§ **What to work on**
Copy every record below exactly as written, but leave out the pictures.

§ **Records to process**
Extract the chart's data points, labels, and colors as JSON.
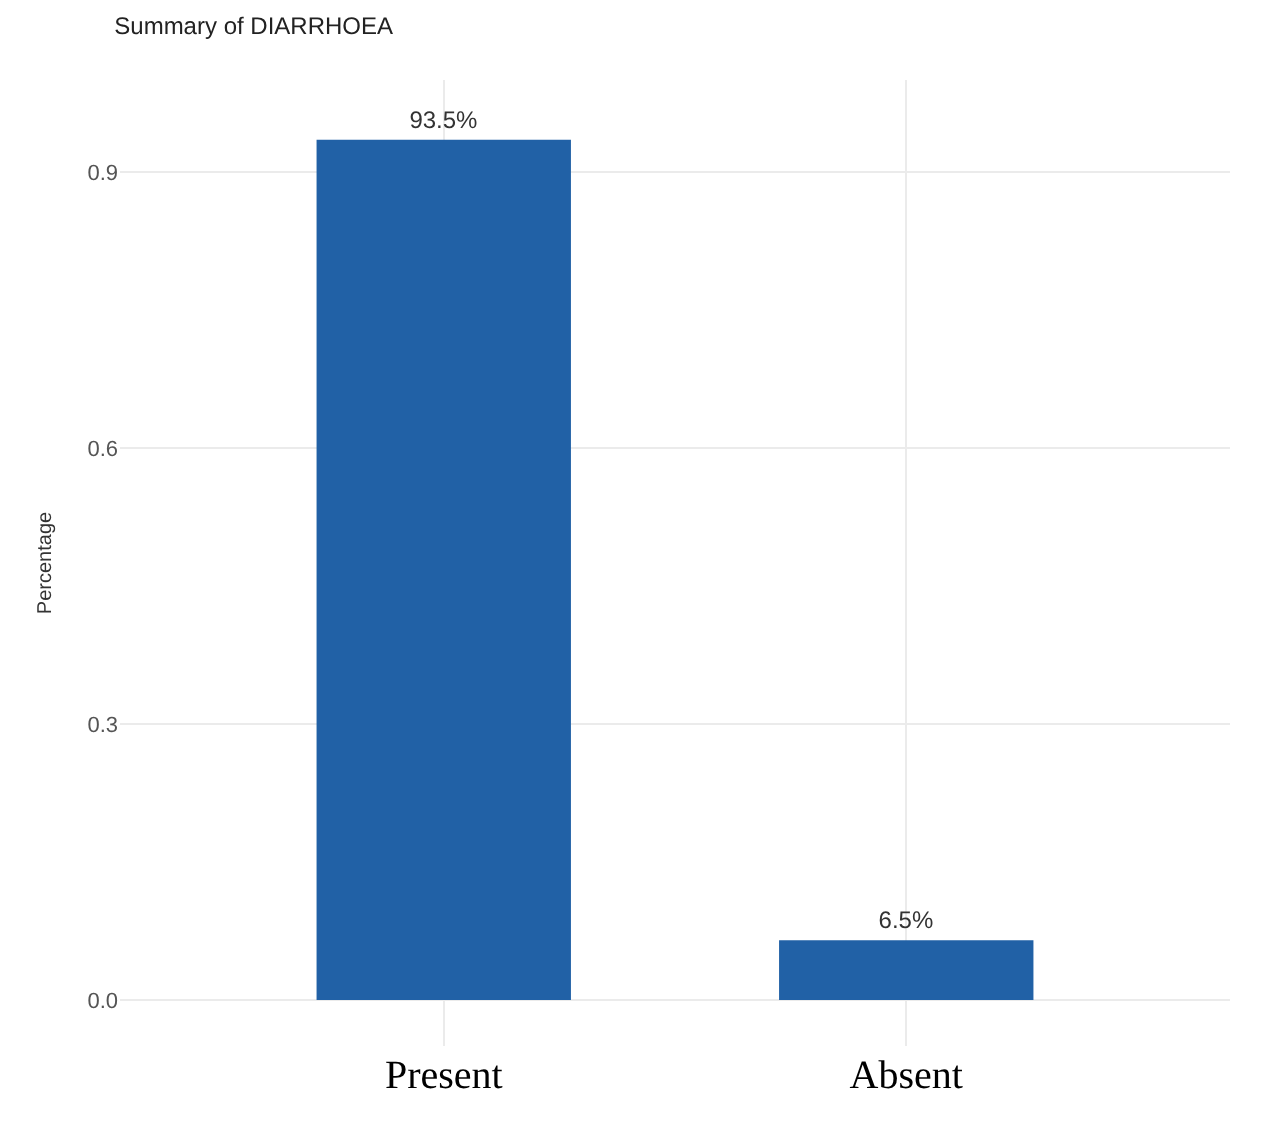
{
  "chart_data": {
    "type": "bar",
    "title": "Summary of DIARRHOEA",
    "ylabel": "Percentage",
    "categories": [
      "Present",
      "Absent"
    ],
    "values": [
      0.935,
      0.065
    ],
    "color": "#2161a6",
    "value_labels": [
      "93.5%",
      "6.5%"
    ],
    "ylim": [
      -0.05,
      1.0
    ],
    "yticks": [
      {
        "value": 0,
        "label": "0.0"
      },
      {
        "value": 0.3,
        "label": "0.3"
      },
      {
        "value": 0.6,
        "label": "0.6"
      },
      {
        "value": 0.9,
        "label": "0.9"
      }
    ],
    "grid": true
  }
}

§ **Solution for this task**
Extract the chart's data points, labels, and colors as JSON.
{
  "chart_data": {
    "type": "bar",
    "title": "Summary of DIARRHOEA",
    "ylabel": "Percentage",
    "categories": [
      "Present",
      "Absent"
    ],
    "values": [
      0.935,
      0.065
    ],
    "color": "#2161a6",
    "value_labels": [
      "93.5%",
      "6.5%"
    ],
    "ylim": [
      -0.05,
      1.0
    ],
    "yticks": [
      {
        "value": 0,
        "label": "0.0"
      },
      {
        "value": 0.3,
        "label": "0.3"
      },
      {
        "value": 0.6,
        "label": "0.6"
      },
      {
        "value": 0.9,
        "label": "0.9"
      }
    ],
    "grid": true
  }
}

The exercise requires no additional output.